• Brief: From the entries below, extract every line that includes the word "nicht".

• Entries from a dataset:
======
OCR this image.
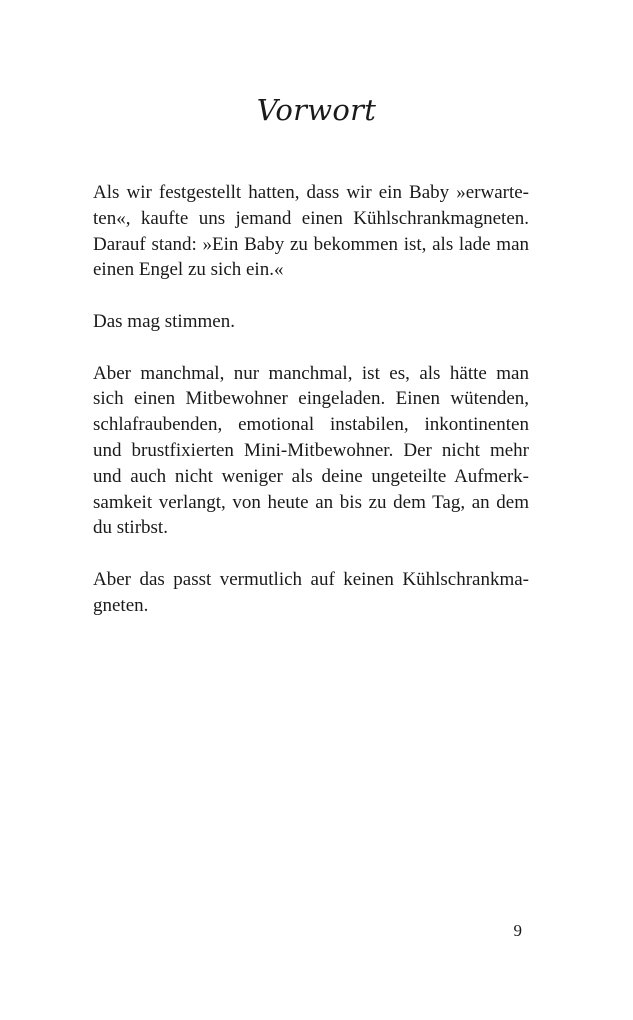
Vorwort

Als wir festgestellt hatten, dass wir ein Baby »erwarte-
ten«, kaufte uns jemand einen Kühlschrankmagneten.
Darauf stand: »Ein Baby zu bekommen ist, als lade man
einen Engel zu sich ein.«

Das mag stimmen.

Aber manchmal, nur manchmal, ist es, als hätte man
sich einen Mitbewohner eingeladen. Einen wütenden,
schlafraubenden, emotional instabilen, inkontinenten
und brustfixierten Mini-Mitbewohner. Der nicht mehr
und auch nicht weniger als deine ungeteilte Aufmerk-
samkeit verlangt, von heute an bis zu dem Tag, an dem
du stirbst.

Aber das passt vermutlich auf keinen Kühlschrankma-
gneten.

9
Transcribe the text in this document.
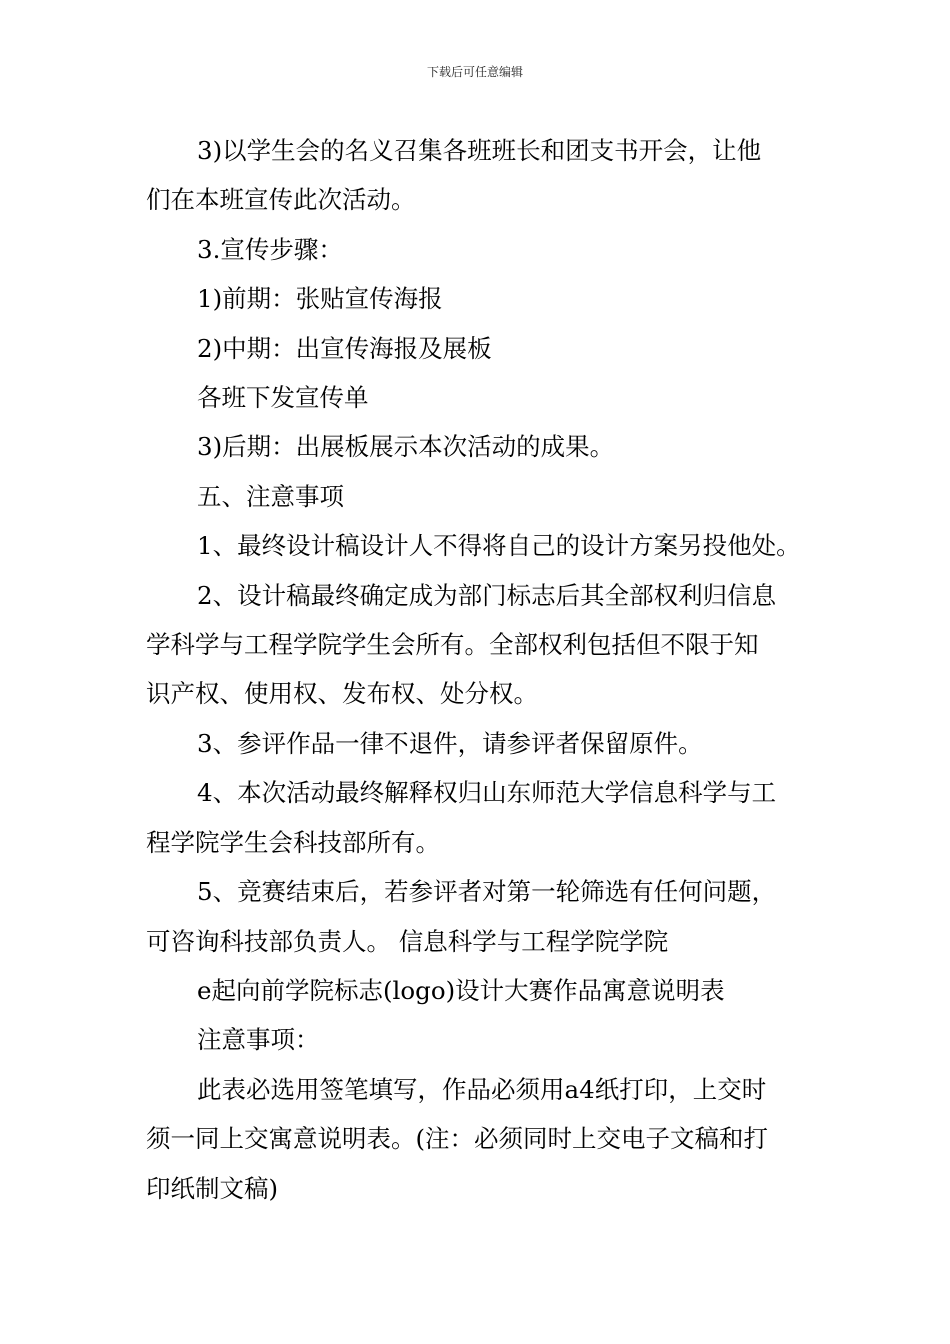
下载后可任意编辑

3)以学生会的名义召集各班班长和团支书开会，让他

们在本班宣传此次活动。

3.宣传步骤：

1)前期：张贴宣传海报

2)中期：出宣传海报及展板

各班下发宣传单

3)后期：出展板展示本次活动的成果。

五、注意事项

1、最终设计稿设计人不得将自己的设计方案另投他处。

2、设计稿最终确定成为部门标志后其全部权利归信息

学科学与工程学院学生会所有。全部权利包括但不限于知

识产权、使用权、发布权、处分权。

3、参评作品一律不退件，请参评者保留原件。

4、本次活动最终解释权归山东师范大学信息科学与工

程学院学生会科技部所有。

5、竞赛结束后，若参评者对第一轮筛选有任何问题，

可咨询科技部负责人。 信息科学与工程学院学院

e起向前学院标志(logo)设计大赛作品寓意说明表

注意事项：

此表必选用签笔填写，作品必须用a4纸打印，上交时

须一同上交寓意说明表。(注：必须同时上交电子文稿和打

印纸制文稿)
======
• Solution for this task:
und brustfixierten Mini-Mitbewohner. Der nicht mehr
und auch nicht weniger als deine ungeteilte Aufmerk-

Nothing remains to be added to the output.